### DATASET CONTENT
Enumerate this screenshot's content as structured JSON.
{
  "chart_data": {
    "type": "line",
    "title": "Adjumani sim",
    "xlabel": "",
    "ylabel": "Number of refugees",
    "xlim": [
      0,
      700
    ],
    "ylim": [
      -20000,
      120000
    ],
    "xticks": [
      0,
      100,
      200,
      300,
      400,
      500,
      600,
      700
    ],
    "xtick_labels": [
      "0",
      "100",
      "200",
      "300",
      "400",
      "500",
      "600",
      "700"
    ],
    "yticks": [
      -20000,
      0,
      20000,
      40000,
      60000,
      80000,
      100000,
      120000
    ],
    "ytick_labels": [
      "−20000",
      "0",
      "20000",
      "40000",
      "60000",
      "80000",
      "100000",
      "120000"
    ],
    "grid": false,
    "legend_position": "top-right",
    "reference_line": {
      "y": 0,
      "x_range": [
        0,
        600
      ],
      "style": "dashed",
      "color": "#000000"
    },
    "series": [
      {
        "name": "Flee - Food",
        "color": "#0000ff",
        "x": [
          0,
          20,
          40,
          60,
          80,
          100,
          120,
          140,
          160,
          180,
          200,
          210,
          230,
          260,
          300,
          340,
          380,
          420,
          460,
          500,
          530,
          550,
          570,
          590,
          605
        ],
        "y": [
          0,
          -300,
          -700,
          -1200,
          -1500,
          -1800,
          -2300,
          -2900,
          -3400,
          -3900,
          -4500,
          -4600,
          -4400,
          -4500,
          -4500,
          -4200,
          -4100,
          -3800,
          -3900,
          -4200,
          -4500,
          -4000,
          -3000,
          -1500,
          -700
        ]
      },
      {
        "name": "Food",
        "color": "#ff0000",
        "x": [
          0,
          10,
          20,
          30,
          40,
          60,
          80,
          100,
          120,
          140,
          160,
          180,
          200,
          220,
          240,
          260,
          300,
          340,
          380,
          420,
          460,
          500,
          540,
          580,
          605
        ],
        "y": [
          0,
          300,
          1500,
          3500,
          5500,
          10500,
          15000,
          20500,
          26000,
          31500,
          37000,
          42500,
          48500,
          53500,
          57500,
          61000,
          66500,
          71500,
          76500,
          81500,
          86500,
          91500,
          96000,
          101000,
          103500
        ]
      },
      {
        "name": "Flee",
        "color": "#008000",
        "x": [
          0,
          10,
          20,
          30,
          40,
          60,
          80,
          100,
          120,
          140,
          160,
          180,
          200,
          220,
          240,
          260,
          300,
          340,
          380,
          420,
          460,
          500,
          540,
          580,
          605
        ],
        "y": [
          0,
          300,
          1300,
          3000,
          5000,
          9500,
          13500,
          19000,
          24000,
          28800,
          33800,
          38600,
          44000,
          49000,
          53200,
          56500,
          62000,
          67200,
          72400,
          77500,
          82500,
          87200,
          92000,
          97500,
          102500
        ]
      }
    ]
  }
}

### THE EXERCISE
Transcribe each record exactly. Leave nothing out.

### RESULT FOR THIS TASK
Enumerate this screenshot's content as structured JSON.
{
  "chart_data": {
    "type": "line",
    "title": "Adjumani sim",
    "xlabel": "",
    "ylabel": "Number of refugees",
    "xlim": [
      0,
      700
    ],
    "ylim": [
      -20000,
      120000
    ],
    "xticks": [
      0,
      100,
      200,
      300,
      400,
      500,
      600,
      700
    ],
    "xtick_labels": [
      "0",
      "100",
      "200",
      "300",
      "400",
      "500",
      "600",
      "700"
    ],
    "yticks": [
      -20000,
      0,
      20000,
      40000,
      60000,
      80000,
      100000,
      120000
    ],
    "ytick_labels": [
      "−20000",
      "0",
      "20000",
      "40000",
      "60000",
      "80000",
      "100000",
      "120000"
    ],
    "grid": false,
    "legend_position": "top-right",
    "reference_line": {
      "y": 0,
      "x_range": [
        0,
        600
      ],
      "style": "dashed",
      "color": "#000000"
    },
    "series": [
      {
        "name": "Flee - Food",
        "color": "#0000ff",
        "x": [
          0,
          20,
          40,
          60,
          80,
          100,
          120,
          140,
          160,
          180,
          200,
          210,
          230,
          260,
          300,
          340,
          380,
          420,
          460,
          500,
          530,
          550,
          570,
          590,
          605
        ],
        "y": [
          0,
          -300,
          -700,
          -1200,
          -1500,
          -1800,
          -2300,
          -2900,
          -3400,
          -3900,
          -4500,
          -4600,
          -4400,
          -4500,
          -4500,
          -4200,
          -4100,
          -3800,
          -3900,
          -4200,
          -4500,
          -4000,
          -3000,
          -1500,
          -700
        ]
      },
      {
        "name": "Food",
        "color": "#ff0000",
        "x": [
          0,
          10,
          20,
          30,
          40,
          60,
          80,
          100,
          120,
          140,
          160,
          180,
          200,
          220,
          240,
          260,
          300,
          340,
          380,
          420,
          460,
          500,
          540,
          580,
          605
        ],
        "y": [
          0,
          300,
          1500,
          3500,
          5500,
          10500,
          15000,
          20500,
          26000,
          31500,
          37000,
          42500,
          48500,
          53500,
          57500,
          61000,
          66500,
          71500,
          76500,
          81500,
          86500,
          91500,
          96000,
          101000,
          103500
        ]
      },
      {
        "name": "Flee",
        "color": "#008000",
        "x": [
          0,
          10,
          20,
          30,
          40,
          60,
          80,
          100,
          120,
          140,
          160,
          180,
          200,
          220,
          240,
          260,
          300,
          340,
          380,
          420,
          460,
          500,
          540,
          580,
          605
        ],
        "y": [
          0,
          300,
          1300,
          3000,
          5000,
          9500,
          13500,
          19000,
          24000,
          28800,
          33800,
          38600,
          44000,
          49000,
          53200,
          56500,
          62000,
          67200,
          72400,
          77500,
          82500,
          87200,
          92000,
          97500,
          102500
        ]
      }
    ]
  }
}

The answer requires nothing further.